PROMPT: Locate each line in the records containing "What". Copy it.
━━ EXERCISE DATA ━━
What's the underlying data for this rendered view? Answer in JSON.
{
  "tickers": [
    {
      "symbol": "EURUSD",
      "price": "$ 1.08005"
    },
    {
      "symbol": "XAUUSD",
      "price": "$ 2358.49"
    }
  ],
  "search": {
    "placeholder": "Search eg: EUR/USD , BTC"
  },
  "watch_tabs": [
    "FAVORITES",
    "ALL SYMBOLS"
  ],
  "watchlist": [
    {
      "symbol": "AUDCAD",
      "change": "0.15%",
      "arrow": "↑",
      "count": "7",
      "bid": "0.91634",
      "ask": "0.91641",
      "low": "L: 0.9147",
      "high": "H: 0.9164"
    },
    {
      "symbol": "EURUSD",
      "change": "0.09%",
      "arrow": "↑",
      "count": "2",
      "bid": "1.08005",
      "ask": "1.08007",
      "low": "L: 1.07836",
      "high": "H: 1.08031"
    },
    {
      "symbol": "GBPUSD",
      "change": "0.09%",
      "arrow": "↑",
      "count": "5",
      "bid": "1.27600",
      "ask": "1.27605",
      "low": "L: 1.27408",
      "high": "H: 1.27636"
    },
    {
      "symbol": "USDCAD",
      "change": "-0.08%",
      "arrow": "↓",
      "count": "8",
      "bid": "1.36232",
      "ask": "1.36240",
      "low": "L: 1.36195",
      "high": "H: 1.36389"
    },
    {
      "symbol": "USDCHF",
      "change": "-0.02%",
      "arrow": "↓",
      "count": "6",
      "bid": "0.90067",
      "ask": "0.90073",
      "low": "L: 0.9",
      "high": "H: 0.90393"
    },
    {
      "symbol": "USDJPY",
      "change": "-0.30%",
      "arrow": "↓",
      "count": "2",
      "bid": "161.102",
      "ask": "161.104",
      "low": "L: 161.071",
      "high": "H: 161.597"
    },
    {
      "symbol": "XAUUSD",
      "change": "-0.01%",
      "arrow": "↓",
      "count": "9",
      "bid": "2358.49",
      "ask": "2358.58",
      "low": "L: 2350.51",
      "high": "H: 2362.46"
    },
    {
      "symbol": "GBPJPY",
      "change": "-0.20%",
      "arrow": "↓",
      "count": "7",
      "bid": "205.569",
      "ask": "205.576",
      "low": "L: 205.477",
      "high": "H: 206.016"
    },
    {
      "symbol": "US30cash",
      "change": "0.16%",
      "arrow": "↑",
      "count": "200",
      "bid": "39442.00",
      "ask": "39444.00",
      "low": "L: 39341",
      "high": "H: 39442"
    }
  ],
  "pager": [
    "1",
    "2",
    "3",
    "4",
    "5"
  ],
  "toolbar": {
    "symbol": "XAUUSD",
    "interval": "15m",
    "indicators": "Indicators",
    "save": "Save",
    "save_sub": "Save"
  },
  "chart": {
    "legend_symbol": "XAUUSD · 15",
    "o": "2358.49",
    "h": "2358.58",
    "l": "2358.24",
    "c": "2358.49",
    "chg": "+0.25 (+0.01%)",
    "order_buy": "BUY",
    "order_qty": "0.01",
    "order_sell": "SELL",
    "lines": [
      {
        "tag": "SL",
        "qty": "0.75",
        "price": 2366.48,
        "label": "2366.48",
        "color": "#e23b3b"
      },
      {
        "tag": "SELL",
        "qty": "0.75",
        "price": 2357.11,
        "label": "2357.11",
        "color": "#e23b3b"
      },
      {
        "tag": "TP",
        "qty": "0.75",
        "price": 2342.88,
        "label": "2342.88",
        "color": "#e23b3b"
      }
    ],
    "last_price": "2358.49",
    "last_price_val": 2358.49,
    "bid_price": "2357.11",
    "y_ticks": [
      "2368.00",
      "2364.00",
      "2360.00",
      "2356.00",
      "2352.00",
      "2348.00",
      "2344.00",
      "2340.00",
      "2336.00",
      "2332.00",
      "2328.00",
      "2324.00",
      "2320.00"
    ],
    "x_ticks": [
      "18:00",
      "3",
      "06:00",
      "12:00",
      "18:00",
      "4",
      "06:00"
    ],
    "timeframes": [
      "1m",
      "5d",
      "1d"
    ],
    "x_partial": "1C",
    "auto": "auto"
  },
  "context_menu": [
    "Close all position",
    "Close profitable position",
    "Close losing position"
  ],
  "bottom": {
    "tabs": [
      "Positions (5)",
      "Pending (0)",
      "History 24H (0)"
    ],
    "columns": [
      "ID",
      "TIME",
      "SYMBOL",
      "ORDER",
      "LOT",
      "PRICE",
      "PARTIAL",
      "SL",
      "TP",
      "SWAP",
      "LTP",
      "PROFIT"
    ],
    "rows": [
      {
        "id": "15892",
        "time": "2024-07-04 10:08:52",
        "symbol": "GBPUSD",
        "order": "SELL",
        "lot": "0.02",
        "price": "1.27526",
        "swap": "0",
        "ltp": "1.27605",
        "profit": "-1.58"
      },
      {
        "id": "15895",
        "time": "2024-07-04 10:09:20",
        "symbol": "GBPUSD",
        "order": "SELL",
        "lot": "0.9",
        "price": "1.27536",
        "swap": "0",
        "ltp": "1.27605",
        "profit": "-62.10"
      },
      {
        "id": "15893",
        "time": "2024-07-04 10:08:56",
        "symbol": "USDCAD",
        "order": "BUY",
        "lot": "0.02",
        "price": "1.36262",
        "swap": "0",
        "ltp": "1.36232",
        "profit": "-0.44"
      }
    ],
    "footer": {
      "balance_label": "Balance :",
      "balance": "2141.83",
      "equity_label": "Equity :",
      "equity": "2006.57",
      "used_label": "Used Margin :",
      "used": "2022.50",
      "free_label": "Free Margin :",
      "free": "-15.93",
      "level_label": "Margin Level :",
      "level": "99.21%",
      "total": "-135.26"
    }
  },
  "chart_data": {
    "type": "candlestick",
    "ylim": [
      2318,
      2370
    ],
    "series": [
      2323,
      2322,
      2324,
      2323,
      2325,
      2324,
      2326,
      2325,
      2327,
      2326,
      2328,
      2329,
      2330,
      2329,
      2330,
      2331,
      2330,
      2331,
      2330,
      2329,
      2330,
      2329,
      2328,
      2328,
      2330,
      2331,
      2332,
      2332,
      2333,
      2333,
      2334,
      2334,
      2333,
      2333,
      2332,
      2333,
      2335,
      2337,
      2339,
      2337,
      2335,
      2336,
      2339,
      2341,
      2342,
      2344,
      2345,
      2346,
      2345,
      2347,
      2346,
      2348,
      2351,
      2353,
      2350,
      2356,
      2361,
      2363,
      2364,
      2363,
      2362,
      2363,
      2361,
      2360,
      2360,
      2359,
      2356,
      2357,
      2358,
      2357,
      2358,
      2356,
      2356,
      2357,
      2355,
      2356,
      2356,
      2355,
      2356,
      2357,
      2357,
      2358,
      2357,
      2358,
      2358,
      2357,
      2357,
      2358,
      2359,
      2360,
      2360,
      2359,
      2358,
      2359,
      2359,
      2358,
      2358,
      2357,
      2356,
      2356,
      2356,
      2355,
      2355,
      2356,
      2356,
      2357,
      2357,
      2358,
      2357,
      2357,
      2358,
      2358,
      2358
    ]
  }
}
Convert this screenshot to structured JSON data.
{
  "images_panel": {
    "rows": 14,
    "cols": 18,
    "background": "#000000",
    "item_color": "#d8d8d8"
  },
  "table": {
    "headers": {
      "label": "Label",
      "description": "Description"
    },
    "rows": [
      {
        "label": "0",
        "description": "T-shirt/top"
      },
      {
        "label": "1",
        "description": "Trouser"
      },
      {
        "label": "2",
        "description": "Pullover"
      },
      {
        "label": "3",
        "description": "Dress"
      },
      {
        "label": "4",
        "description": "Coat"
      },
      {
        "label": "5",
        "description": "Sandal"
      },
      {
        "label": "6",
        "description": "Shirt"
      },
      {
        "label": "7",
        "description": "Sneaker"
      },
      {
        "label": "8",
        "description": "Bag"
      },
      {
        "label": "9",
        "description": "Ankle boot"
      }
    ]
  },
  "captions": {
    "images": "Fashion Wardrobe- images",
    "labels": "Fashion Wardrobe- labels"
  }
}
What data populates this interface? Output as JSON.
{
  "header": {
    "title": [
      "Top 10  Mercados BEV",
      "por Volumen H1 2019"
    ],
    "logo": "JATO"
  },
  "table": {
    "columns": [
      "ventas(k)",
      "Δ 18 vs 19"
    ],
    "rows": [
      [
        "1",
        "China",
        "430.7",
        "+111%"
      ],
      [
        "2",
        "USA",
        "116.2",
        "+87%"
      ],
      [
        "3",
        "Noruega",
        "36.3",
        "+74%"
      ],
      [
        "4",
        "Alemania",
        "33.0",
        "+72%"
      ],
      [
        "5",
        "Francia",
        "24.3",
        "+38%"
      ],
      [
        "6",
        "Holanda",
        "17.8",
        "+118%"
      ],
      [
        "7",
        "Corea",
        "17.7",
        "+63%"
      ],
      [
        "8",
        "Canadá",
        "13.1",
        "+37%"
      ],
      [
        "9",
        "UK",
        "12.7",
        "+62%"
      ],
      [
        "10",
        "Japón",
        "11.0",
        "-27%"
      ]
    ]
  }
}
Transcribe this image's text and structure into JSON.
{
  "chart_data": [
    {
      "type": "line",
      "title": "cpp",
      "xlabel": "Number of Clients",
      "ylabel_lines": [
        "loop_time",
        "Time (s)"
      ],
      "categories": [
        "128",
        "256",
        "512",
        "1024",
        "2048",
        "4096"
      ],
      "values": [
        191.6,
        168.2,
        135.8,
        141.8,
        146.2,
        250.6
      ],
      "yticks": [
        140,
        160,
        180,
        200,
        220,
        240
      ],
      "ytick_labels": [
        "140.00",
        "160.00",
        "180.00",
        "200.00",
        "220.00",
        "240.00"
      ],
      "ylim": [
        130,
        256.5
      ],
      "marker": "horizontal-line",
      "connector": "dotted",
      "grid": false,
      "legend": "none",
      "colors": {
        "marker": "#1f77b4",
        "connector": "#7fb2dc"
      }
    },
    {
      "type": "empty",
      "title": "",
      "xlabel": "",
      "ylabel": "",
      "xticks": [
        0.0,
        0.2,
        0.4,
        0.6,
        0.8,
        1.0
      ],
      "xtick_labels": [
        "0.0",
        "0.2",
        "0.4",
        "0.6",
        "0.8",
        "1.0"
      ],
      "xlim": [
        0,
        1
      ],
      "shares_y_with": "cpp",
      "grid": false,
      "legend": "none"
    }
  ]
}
━━━
RESPONSE:
What's the underlying data for this rendered view? Answer in JSON.
What data populates this interface? Output as JSON.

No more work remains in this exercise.